Task statement
Tally the lines below that contain the word "values", and give only that number.

Dataset records

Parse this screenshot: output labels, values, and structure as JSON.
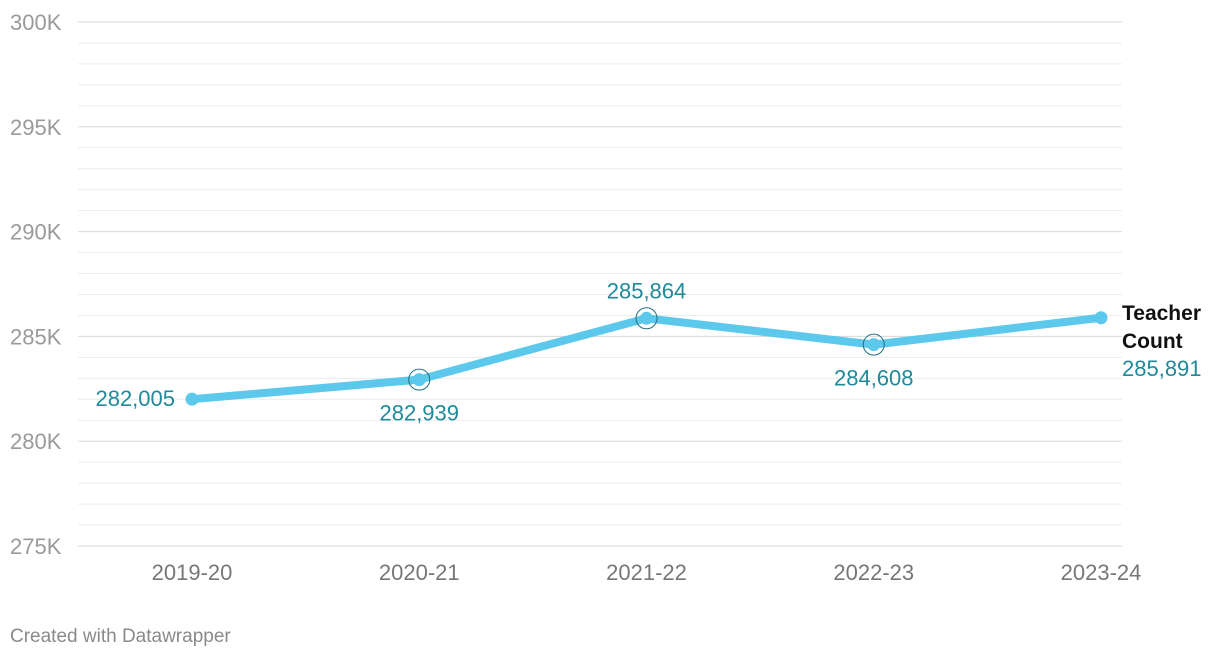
{
  "chart_data": {
    "type": "line",
    "categories": [
      "2019-20",
      "2020-21",
      "2021-22",
      "2022-23",
      "2023-24"
    ],
    "series": [
      {
        "name_lines": [
          "Teacher",
          "Count"
        ],
        "values": [
          282005,
          282939,
          285864,
          284608,
          285891
        ],
        "value_labels": [
          "282,005",
          "282,939",
          "285,864",
          "284,608",
          "285,891"
        ]
      }
    ],
    "ylim": [
      275000,
      300000
    ],
    "y_ticks": [
      300000,
      295000,
      290000,
      285000,
      280000,
      275000
    ],
    "y_tick_labels": [
      "300K",
      "295K",
      "290K",
      "285K",
      "280K",
      "275K"
    ],
    "grid": true,
    "line_color": "#5bc8ec",
    "label_color": "#1f8a99"
  },
  "footer": {
    "credit": "Created with Datawrapper"
  }
}
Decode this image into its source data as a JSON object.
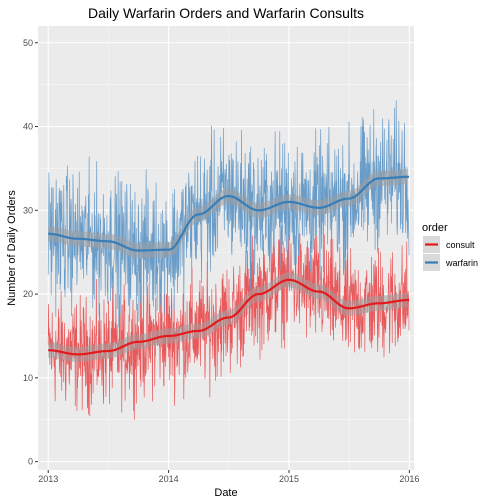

Answer to the problem
2